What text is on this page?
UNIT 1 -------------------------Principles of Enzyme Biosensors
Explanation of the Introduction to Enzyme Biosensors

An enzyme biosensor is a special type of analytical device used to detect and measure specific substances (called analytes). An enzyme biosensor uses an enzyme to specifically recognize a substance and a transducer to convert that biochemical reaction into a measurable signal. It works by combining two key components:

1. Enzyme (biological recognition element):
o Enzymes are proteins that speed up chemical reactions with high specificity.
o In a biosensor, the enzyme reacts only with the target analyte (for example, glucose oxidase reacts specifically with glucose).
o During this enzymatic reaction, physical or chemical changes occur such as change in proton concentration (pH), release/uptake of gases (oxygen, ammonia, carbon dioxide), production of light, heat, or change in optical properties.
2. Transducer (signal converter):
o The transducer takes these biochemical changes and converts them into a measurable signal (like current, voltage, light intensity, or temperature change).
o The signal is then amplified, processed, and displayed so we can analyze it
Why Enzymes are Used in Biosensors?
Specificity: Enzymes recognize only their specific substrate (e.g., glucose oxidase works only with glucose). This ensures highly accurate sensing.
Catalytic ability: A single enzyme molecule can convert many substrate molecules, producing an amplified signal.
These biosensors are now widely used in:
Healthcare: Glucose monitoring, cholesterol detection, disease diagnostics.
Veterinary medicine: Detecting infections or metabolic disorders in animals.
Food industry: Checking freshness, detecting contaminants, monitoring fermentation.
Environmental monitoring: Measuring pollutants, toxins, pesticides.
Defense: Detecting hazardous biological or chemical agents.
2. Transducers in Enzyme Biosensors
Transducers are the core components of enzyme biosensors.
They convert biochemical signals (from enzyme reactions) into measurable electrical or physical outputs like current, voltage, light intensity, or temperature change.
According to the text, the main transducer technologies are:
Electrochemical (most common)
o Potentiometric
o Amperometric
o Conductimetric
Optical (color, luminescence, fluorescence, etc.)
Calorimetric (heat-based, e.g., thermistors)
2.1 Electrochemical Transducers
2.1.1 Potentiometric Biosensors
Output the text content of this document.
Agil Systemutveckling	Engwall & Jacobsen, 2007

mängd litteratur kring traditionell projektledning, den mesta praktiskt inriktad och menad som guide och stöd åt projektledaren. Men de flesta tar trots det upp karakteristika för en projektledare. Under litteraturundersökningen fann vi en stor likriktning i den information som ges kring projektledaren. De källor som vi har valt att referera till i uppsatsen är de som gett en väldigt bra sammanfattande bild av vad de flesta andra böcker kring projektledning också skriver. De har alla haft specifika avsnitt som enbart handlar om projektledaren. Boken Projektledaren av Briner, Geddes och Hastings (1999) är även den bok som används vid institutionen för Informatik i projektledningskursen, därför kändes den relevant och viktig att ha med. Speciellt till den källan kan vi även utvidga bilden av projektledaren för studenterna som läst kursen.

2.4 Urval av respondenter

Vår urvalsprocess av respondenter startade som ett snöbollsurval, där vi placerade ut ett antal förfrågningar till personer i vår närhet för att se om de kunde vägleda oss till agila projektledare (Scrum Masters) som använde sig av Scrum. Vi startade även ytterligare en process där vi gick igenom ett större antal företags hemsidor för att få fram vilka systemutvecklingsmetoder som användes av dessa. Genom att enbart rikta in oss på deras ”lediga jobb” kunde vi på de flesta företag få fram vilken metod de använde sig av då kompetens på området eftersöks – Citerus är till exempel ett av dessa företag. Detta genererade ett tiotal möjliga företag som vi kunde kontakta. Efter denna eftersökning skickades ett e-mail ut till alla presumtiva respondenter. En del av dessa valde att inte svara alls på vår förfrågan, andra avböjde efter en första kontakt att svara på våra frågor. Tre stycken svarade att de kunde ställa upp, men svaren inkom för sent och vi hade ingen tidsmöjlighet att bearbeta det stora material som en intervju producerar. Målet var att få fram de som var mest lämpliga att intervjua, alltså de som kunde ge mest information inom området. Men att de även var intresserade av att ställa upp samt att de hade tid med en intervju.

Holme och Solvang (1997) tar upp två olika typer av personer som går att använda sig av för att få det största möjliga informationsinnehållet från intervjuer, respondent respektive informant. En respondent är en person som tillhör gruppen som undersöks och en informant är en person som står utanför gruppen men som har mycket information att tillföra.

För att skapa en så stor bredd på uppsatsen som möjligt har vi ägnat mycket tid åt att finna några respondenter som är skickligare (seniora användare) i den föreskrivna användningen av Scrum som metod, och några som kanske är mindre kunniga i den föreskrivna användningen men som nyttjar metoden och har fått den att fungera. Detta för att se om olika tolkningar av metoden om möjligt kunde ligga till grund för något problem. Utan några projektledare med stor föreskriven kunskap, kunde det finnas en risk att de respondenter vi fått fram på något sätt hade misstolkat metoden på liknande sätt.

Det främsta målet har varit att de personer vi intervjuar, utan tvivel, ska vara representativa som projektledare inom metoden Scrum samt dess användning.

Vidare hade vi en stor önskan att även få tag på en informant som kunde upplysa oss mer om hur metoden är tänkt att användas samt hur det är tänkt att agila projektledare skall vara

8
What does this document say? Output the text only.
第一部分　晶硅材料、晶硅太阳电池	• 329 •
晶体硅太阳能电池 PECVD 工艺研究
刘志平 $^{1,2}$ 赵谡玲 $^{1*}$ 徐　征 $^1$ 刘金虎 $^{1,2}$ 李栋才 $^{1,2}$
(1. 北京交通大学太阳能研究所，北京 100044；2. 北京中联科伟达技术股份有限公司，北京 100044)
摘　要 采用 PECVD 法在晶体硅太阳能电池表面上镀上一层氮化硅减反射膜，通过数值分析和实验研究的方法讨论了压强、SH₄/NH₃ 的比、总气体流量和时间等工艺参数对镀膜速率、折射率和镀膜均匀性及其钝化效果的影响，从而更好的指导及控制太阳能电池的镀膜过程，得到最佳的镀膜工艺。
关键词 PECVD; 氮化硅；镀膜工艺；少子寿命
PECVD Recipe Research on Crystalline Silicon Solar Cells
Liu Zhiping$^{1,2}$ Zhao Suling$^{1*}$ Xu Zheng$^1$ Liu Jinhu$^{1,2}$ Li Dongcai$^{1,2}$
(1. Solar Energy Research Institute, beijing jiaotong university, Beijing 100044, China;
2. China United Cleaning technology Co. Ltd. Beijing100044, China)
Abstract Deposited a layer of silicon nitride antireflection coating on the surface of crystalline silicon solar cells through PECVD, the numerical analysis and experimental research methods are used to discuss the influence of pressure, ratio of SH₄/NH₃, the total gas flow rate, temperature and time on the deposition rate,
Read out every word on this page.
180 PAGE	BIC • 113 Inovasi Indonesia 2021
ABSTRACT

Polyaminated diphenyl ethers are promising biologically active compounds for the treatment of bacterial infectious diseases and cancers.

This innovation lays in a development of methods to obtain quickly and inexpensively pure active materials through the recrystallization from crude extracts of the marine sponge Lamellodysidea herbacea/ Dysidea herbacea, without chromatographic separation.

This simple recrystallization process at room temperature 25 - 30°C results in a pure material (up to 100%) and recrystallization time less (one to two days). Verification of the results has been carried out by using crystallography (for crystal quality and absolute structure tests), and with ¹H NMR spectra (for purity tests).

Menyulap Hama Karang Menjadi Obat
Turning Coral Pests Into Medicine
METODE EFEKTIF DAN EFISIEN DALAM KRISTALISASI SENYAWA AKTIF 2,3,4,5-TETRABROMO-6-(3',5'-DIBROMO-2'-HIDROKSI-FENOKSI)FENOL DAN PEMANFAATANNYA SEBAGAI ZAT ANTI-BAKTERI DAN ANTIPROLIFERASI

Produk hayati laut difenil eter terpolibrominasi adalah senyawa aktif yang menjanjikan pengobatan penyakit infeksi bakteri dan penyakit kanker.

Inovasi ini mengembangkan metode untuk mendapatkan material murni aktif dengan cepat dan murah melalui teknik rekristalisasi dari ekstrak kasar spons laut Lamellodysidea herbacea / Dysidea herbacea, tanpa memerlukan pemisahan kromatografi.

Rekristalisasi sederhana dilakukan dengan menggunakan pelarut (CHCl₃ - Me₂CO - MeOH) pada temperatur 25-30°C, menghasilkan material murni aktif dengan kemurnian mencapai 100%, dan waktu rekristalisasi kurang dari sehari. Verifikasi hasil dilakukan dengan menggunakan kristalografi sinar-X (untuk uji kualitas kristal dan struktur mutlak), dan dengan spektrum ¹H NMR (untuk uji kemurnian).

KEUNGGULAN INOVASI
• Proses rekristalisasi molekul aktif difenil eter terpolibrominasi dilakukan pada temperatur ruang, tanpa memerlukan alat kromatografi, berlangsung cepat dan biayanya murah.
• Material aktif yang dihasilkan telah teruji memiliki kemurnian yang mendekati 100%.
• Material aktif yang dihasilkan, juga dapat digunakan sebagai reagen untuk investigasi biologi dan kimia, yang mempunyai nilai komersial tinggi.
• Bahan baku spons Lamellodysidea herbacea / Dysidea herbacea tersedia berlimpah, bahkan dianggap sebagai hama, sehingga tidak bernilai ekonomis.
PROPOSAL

---*---

● **PROBLEM TO WORK ON**
For the word "changes", state how many lines of the entries contain it, with nothing else.

● **WRITTEN SOLUTION**
2